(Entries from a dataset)
○ ○ ○ ○ ○ ○ ○

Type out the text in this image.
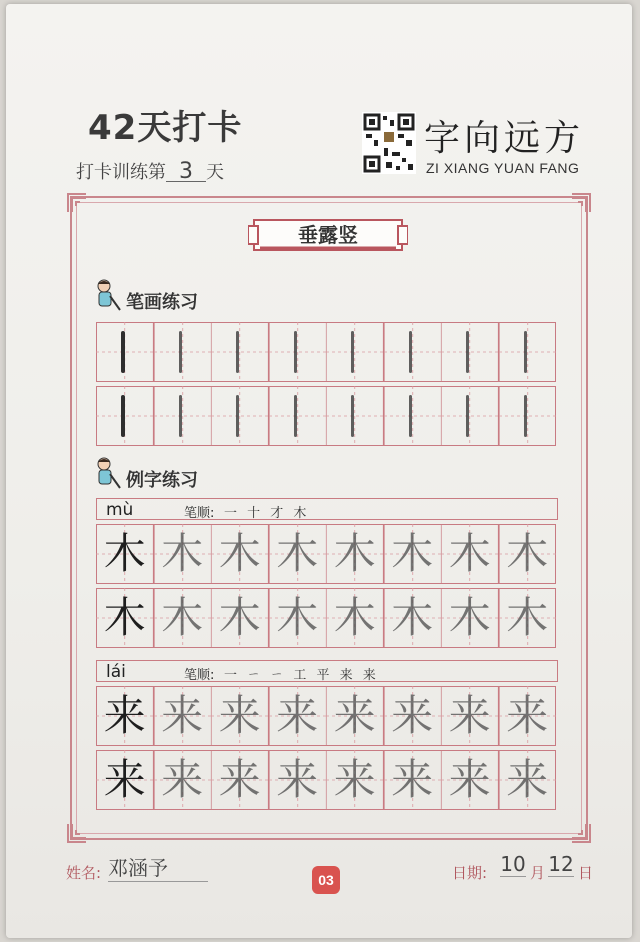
42天打卡
打卡训练第 3 天
字向远方
ZI XIANG YUAN FANG
垂露竖
笔画练习
例字练习
mù	笔顺: 一 十 才 木
lái	笔顺: 一 ㄧ ㄧ 工 平 来 来
姓名: 邓涵予	03	日期: 10 月 12 日
木 木 木 木 木 木 木 木
木 木 木 木 木 木 木 木
来 来 来 来 来 来 来 来
来 来 来 来 来 来 来 来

○ ○ ○ ○ ○ ○ ○

• What is being asked
Omit the pictures and output all of the other material exactly.

• Exercise response
Type out the text in this image.
42天打卡
打卡训练第 3 天
字向远方
ZI XIANG YUAN FANG
垂露竖
笔画练习
例字练习
mù	笔顺: 一 十 才 木
lái	笔顺: 一 ㄧ ㄧ 工 平 来 来
姓名: 邓涵予	03	日期: 10 月 12 日
木 木 木 木 木 木 木 木
木 木 木 木 木 木 木 木
来 来 来 来 来 来 来 来
来 来 来 来 来 来 来 来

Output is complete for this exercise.